#### RECORDS FOR THIS EXERCISE ####

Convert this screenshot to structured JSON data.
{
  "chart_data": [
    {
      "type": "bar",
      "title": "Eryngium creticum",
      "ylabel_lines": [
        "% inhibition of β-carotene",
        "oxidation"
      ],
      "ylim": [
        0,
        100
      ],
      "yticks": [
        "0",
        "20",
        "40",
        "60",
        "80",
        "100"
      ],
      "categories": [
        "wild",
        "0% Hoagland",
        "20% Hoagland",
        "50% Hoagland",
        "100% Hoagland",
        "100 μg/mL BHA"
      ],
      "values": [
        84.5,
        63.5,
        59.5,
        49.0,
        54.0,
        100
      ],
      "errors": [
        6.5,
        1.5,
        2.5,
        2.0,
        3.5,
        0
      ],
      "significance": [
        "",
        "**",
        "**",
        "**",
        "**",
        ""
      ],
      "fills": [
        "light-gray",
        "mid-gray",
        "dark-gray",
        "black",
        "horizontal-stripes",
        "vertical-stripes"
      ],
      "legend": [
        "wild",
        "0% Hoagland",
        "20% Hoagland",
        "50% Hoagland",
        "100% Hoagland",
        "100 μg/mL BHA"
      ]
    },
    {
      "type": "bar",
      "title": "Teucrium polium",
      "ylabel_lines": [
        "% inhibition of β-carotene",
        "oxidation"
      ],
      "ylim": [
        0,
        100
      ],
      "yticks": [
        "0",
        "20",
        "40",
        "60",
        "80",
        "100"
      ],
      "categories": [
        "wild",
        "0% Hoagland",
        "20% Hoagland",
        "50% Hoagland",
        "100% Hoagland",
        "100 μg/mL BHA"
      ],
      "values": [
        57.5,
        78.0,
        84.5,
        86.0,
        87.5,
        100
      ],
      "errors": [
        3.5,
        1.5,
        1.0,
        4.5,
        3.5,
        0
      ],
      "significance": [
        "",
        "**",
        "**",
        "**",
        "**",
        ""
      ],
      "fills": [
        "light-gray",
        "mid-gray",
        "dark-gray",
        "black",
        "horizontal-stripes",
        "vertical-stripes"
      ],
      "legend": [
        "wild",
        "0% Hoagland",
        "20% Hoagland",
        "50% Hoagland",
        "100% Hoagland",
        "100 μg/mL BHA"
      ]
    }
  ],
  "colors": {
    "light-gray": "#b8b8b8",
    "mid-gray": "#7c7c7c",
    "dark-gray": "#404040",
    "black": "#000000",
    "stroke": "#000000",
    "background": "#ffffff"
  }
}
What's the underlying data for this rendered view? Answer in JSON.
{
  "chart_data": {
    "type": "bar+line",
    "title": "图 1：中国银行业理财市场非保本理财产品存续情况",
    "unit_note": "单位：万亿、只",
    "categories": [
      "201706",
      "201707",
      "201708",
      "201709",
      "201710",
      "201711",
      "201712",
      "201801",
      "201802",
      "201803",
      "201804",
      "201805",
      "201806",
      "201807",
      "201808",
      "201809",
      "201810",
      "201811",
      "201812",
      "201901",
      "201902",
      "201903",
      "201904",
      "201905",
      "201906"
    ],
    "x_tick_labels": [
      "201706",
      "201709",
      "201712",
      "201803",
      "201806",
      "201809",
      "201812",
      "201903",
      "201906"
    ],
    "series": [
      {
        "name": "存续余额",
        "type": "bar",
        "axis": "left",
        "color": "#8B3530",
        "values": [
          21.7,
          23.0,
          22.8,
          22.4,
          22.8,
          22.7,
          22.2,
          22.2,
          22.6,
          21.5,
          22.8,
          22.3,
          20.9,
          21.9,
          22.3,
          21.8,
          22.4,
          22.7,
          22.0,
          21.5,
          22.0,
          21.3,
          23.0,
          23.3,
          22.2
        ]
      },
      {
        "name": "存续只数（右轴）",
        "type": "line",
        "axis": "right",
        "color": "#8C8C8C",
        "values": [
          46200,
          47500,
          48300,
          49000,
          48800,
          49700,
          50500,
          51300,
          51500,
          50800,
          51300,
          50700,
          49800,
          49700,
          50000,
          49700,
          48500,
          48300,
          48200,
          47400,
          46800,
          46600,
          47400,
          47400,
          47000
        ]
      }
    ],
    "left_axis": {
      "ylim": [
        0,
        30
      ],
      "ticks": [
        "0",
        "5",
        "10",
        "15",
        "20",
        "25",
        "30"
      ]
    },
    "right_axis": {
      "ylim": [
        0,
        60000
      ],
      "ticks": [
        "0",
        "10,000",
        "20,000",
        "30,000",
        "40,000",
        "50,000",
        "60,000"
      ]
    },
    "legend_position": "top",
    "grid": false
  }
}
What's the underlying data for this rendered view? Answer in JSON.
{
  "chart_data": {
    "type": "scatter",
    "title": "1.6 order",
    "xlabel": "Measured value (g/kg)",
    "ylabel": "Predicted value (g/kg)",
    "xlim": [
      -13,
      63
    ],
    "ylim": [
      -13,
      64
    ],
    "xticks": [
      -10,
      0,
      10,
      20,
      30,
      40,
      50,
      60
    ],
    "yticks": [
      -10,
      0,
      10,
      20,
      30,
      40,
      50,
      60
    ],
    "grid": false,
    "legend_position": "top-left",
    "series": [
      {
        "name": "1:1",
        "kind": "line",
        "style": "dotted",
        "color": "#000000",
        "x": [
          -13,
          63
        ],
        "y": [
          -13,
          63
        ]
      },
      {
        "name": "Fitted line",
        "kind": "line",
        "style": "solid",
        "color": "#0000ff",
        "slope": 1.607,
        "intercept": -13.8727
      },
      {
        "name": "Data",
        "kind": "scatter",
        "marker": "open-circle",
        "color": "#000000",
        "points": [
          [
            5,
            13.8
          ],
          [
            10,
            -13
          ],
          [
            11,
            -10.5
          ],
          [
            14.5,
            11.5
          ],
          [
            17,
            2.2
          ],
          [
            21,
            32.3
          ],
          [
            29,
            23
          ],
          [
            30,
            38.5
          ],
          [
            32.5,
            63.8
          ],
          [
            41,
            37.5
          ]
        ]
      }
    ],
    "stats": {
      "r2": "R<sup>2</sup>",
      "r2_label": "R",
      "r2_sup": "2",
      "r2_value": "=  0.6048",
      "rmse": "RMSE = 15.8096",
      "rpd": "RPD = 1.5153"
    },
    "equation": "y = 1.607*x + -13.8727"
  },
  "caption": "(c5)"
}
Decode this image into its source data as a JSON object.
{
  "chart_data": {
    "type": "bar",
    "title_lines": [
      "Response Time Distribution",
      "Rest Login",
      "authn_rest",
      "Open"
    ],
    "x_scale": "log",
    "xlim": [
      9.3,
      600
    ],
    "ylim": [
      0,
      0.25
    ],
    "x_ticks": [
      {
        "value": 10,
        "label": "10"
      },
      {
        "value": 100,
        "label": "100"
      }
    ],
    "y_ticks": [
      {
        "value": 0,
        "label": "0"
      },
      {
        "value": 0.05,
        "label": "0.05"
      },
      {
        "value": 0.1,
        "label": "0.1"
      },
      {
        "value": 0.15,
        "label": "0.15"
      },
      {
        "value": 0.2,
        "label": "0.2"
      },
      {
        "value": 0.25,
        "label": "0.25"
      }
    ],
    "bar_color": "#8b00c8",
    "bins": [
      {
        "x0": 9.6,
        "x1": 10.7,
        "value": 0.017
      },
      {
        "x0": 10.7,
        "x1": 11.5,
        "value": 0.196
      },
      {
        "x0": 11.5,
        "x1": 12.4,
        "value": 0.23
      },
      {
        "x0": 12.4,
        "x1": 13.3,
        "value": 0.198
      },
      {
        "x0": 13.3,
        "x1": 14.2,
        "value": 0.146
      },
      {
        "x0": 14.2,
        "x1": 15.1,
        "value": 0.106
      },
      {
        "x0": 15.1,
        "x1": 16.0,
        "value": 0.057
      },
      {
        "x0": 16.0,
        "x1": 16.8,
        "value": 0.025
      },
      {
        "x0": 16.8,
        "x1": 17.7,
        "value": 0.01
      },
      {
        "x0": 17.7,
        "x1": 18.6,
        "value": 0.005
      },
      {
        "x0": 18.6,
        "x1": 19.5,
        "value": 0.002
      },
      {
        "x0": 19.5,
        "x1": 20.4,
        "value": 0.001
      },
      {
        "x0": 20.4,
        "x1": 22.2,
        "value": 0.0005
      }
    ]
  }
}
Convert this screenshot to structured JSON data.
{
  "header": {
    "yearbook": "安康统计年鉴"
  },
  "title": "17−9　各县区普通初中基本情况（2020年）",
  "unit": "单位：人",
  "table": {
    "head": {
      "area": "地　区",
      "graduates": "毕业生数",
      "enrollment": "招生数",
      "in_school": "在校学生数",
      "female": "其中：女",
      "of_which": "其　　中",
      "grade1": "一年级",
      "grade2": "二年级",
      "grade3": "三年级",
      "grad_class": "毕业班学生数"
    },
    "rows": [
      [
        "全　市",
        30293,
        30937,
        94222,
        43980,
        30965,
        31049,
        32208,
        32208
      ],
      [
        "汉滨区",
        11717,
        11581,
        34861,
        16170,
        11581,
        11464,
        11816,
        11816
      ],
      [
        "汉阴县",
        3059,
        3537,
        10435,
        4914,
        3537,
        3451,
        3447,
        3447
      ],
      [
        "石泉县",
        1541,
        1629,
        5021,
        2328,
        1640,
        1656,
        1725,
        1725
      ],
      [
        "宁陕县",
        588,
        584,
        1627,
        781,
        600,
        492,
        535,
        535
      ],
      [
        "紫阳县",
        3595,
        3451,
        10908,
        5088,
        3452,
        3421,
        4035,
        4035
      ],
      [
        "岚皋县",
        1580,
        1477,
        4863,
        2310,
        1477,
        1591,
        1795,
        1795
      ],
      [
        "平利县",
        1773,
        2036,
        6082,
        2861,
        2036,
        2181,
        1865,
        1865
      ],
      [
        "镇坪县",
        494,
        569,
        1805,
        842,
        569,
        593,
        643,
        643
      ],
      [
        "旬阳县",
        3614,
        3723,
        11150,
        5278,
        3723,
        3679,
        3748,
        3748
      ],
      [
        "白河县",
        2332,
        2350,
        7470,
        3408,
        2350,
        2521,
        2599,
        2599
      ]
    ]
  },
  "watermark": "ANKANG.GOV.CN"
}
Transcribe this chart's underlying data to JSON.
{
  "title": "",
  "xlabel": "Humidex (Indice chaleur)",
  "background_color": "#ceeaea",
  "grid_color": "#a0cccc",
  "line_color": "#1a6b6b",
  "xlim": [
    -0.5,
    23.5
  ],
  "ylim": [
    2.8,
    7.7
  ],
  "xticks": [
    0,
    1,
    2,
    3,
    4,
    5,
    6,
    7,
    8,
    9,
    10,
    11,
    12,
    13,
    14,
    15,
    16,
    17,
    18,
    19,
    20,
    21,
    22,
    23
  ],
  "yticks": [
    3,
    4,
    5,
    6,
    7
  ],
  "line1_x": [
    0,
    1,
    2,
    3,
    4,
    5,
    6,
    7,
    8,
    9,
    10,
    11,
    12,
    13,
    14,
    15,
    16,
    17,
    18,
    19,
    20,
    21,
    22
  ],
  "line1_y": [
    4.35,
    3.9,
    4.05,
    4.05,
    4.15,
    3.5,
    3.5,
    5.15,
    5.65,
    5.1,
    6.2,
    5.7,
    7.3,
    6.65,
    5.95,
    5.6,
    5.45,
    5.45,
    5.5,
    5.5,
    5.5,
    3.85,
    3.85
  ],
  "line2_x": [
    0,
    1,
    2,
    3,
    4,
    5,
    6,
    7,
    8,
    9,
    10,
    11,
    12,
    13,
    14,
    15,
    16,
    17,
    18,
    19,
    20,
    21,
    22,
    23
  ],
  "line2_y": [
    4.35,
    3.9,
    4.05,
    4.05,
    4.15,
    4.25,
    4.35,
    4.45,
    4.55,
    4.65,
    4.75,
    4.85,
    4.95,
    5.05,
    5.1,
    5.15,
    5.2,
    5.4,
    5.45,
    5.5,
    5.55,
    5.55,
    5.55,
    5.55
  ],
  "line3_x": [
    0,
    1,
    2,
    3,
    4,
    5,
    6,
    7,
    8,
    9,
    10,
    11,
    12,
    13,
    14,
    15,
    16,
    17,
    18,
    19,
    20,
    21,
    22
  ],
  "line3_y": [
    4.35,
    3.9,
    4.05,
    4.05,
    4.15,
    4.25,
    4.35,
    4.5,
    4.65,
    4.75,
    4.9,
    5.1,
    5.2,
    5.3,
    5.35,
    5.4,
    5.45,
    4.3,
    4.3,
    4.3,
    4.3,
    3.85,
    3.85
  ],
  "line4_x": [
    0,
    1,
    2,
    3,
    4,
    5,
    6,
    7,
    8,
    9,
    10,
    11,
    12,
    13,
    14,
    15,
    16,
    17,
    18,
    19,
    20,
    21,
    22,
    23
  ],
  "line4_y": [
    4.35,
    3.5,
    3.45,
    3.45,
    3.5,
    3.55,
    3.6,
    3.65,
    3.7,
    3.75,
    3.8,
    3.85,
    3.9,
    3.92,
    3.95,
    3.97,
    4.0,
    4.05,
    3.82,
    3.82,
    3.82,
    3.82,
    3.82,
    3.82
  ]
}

####

| CHALLENGE |
Filter the entries and copy out every line with the word "name".

| EXERCISE OUTPUT |
        "name": "存续余额",
        "name": "存续只数（右轴）",
        "name": "1:1",
        "name": "Fitted line",
        "name": "Data",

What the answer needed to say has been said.